DATA LINES:
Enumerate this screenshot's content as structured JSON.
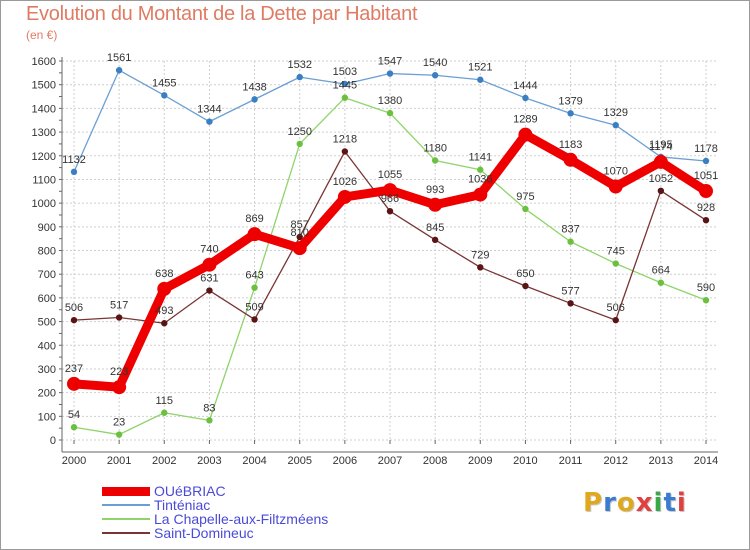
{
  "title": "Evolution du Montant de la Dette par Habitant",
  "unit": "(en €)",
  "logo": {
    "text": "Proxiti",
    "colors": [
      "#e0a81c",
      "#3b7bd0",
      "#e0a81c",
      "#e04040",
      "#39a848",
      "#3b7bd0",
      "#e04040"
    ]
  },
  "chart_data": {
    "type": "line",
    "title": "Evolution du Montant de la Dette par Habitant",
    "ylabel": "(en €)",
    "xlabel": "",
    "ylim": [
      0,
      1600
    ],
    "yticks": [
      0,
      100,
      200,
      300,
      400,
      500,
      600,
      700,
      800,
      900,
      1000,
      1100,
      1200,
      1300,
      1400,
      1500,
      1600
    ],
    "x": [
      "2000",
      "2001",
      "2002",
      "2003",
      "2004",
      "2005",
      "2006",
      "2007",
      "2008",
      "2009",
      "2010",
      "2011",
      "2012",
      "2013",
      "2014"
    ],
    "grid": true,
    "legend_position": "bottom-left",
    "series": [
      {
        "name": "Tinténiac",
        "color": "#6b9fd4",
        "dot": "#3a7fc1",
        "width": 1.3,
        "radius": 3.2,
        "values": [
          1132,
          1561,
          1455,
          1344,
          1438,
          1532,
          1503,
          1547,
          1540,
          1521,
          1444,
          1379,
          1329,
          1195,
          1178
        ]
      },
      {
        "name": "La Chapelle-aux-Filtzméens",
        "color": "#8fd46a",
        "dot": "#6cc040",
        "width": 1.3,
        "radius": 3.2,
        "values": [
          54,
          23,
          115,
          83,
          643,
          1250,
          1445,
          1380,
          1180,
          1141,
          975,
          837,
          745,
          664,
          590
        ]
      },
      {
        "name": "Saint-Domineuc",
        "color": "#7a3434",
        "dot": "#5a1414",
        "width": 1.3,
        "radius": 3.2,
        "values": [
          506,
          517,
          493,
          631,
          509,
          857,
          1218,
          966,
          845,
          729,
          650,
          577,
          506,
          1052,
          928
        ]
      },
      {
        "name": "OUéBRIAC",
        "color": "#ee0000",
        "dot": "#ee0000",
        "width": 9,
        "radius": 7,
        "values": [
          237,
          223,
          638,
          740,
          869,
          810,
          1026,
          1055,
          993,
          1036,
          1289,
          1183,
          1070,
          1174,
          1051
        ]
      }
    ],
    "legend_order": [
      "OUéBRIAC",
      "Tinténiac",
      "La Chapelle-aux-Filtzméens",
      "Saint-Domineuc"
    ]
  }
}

AIM: Using the entries above, return each line that includes the word "Habitant".

SOLVED EXERCISE:
  "title": "Evolution du Montant de la Dette par Habitant",
    "title": "Evolution du Montant de la Dette par Habitant",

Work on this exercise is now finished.